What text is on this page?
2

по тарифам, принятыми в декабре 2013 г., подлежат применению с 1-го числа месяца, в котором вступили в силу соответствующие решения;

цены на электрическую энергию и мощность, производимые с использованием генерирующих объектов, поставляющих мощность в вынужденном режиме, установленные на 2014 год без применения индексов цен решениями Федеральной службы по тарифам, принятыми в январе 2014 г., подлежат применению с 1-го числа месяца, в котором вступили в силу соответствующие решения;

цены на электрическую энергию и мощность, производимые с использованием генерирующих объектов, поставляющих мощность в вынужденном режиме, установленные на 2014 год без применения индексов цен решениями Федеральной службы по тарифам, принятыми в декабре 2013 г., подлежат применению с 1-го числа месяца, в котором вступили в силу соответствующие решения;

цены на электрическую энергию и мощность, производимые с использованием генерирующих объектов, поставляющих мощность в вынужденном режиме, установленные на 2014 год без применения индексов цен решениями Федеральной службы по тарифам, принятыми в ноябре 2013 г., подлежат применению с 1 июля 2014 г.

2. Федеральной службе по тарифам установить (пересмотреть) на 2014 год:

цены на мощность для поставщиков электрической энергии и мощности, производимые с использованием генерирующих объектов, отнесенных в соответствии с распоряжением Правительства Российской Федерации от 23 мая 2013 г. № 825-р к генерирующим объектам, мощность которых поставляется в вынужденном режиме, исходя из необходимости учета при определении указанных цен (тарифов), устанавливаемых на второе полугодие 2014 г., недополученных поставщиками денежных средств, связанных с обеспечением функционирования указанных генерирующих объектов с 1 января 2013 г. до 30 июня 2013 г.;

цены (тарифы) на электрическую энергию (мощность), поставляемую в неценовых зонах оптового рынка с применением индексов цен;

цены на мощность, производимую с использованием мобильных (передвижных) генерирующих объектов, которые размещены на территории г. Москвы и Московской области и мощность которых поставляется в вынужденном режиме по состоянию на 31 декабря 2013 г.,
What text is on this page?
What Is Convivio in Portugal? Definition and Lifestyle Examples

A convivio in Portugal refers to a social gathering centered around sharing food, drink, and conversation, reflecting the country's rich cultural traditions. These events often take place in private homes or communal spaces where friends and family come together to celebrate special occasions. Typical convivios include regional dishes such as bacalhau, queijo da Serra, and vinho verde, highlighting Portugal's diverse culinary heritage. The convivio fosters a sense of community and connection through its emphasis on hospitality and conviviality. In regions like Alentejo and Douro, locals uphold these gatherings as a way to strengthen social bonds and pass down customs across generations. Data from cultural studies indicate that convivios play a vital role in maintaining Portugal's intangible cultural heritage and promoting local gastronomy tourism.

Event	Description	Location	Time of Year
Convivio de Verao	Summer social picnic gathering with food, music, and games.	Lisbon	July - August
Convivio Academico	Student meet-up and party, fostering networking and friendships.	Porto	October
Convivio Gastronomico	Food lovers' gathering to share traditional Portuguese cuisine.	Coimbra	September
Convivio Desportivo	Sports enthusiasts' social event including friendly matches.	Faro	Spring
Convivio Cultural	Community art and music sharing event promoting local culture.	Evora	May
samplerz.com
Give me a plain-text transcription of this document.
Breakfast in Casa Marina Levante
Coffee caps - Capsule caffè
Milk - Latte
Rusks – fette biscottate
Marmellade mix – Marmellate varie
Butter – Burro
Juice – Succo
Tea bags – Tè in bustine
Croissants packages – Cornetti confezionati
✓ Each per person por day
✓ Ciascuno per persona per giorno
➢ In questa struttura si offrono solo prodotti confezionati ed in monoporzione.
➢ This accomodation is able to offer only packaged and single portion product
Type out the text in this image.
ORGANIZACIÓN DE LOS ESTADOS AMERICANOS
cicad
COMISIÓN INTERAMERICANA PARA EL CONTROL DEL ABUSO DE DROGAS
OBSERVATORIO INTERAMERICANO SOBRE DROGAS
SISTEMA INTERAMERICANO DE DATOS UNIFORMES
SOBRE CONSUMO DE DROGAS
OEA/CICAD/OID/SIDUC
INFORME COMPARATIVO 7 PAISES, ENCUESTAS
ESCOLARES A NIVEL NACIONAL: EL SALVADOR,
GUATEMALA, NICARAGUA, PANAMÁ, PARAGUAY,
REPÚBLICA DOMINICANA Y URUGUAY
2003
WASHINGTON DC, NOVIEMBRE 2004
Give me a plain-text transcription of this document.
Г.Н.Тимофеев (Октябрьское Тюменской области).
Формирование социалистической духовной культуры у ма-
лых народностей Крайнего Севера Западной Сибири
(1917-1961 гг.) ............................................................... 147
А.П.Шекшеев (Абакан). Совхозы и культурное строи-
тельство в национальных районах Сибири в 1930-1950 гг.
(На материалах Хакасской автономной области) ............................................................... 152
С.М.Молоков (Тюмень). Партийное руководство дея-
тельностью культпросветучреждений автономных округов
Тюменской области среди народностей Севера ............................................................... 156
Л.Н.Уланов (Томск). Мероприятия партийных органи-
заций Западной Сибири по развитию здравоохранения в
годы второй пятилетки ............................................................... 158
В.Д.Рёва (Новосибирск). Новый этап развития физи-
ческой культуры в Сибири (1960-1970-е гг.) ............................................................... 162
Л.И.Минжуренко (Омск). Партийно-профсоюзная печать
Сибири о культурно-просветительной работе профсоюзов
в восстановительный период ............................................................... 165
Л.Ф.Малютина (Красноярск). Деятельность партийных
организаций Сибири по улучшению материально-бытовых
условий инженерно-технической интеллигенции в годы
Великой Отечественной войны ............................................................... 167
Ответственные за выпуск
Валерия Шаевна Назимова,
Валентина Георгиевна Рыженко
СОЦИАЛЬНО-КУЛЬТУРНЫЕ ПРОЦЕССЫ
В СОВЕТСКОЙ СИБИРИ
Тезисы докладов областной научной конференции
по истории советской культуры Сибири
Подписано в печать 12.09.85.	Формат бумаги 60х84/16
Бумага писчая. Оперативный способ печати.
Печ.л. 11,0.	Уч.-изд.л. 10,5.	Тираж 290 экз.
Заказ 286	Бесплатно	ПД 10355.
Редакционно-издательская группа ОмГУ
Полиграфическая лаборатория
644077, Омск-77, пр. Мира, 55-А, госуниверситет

*****

> WHAT IS ASKED: Copy every line in the listing above where the string "установленные" turns up.

> RIGHT ANSWER:
цены на электрическую энергию и мощность, производимые с использованием генерирующих объектов, поставляющих мощность в вынужденном режиме, установленные на 2014 год без применения индексов цен решениями Федеральной службы по тарифам, принятыми в январе 2014 г., подлежат применению с 1-го числа месяца, в котором вступили в силу соответствующие решения;
цены на электрическую энергию и мощность, производимые с использованием генерирующих объектов, поставляющих мощность в вынужденном режиме, установленные на 2014 год без применения индексов цен решениями Федеральной службы по тарифам, принятыми в декабре 2013 г., подлежат применению с 1-го числа месяца, в котором вступили в силу соответствующие решения;
цены на электрическую энергию и мощность, производимые с использованием генерирующих объектов, поставляющих мощность в вынужденном режиме, установленные на 2014 год без применения индексов цен решениями Федеральной службы по тарифам, принятыми в ноябре 2013 г., подлежат применению с 1 июля 2014 г.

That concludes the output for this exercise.